Restate each line of the listing exactly, without carrying over any pictures.

Dataset items:
● ● ●

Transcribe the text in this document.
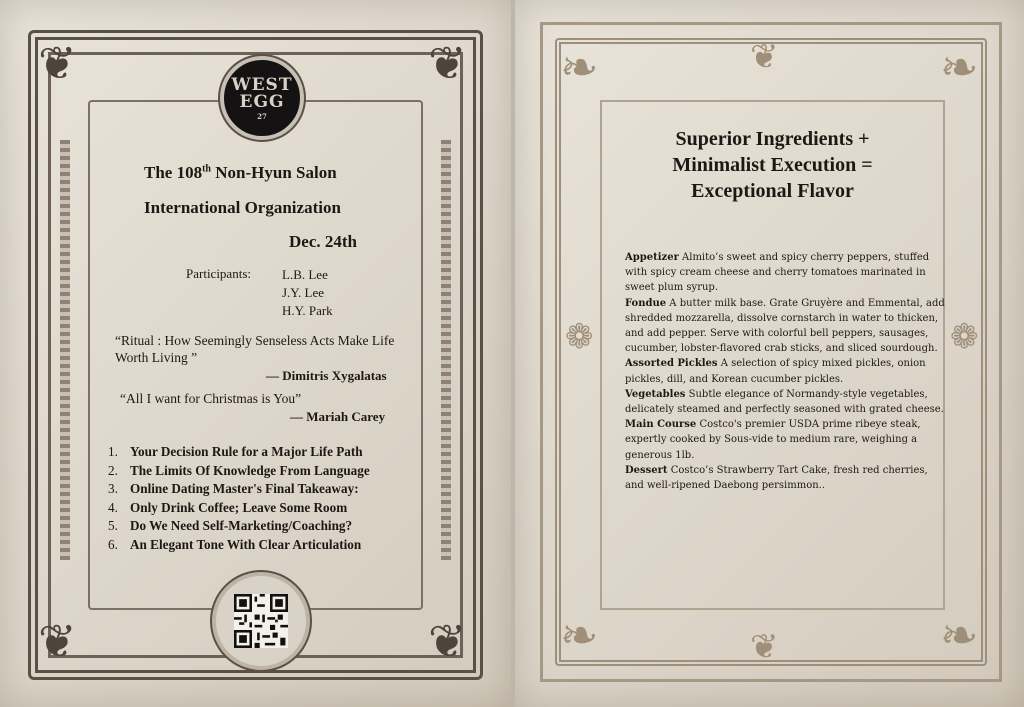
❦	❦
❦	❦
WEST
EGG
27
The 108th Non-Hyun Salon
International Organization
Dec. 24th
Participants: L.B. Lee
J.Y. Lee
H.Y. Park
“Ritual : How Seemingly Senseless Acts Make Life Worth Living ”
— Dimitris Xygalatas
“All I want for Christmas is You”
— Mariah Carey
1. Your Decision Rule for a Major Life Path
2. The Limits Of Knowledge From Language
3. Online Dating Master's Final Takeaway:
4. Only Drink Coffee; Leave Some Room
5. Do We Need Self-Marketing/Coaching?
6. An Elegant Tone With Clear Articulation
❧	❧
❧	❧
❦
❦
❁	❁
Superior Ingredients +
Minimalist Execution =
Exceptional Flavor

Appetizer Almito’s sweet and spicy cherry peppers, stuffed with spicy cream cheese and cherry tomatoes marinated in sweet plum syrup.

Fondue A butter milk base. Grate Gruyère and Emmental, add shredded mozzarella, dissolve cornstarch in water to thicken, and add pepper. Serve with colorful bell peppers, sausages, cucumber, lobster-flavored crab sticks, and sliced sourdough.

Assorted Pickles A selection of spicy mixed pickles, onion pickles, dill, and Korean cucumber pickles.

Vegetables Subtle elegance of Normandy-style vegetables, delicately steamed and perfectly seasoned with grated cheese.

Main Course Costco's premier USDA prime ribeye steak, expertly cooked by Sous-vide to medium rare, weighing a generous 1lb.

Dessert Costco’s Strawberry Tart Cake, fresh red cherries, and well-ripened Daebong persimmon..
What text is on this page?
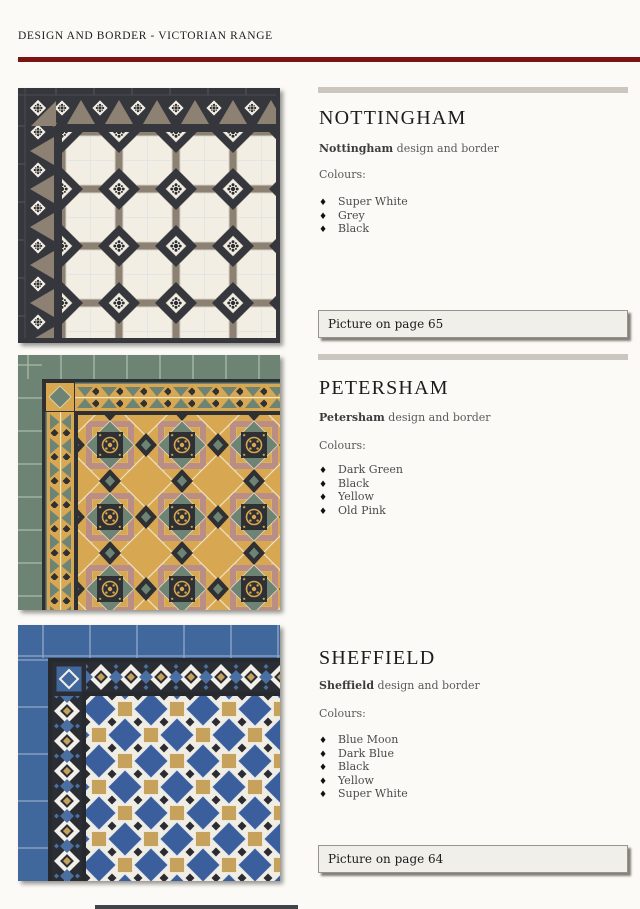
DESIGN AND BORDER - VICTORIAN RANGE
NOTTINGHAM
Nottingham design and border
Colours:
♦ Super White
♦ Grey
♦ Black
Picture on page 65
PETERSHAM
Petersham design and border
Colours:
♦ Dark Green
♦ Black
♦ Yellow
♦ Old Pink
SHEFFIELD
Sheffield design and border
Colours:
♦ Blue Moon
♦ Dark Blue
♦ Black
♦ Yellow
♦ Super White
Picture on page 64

● ● ●

Final answer
Transcribe the text in this document.
❦	❦
❦	❦
WEST
EGG
27
The 108th Non-Hyun Salon
International Organization
Dec. 24th
Participants: L.B. Lee
J.Y. Lee
H.Y. Park
“Ritual : How Seemingly Senseless Acts Make Life Worth Living ”
— Dimitris Xygalatas
“All I want for Christmas is You”
— Mariah Carey
1. Your Decision Rule for a Major Life Path
2. The Limits Of Knowledge From Language
3. Online Dating Master's Final Takeaway:
4. Only Drink Coffee; Leave Some Room
5. Do We Need Self-Marketing/Coaching?
6. An Elegant Tone With Clear Articulation
❧	❧
❧	❧
❦
❦
❁	❁
Superior Ingredients +
Minimalist Execution =
Exceptional Flavor

Appetizer Almito’s sweet and spicy cherry peppers, stuffed with spicy cream cheese and cherry tomatoes marinated in sweet plum syrup.

Fondue A butter milk base. Grate Gruyère and Emmental, add shredded mozzarella, dissolve cornstarch in water to thicken, and add pepper. Serve with colorful bell peppers, sausages, cucumber, lobster-flavored crab sticks, and sliced sourdough.

Assorted Pickles A selection of spicy mixed pickles, onion pickles, dill, and Korean cucumber pickles.

Vegetables Subtle elegance of Normandy-style vegetables, delicately steamed and perfectly seasoned with grated cheese.

Main Course Costco's premier USDA prime ribeye steak, expertly cooked by Sous-vide to medium rare, weighing a generous 1lb.

Dessert Costco’s Strawberry Tart Cake, fresh red cherries, and well-ripened Daebong persimmon..
What text is on this page?
DESIGN AND BORDER - VICTORIAN RANGE
NOTTINGHAM
Nottingham design and border
Colours:
♦ Super White
♦ Grey
♦ Black
Picture on page 65
PETERSHAM
Petersham design and border
Colours:
♦ Dark Green
♦ Black
♦ Yellow
♦ Old Pink
SHEFFIELD
Sheffield design and border
Colours:
♦ Blue Moon
♦ Dark Blue
♦ Black
♦ Yellow
♦ Super White
Picture on page 64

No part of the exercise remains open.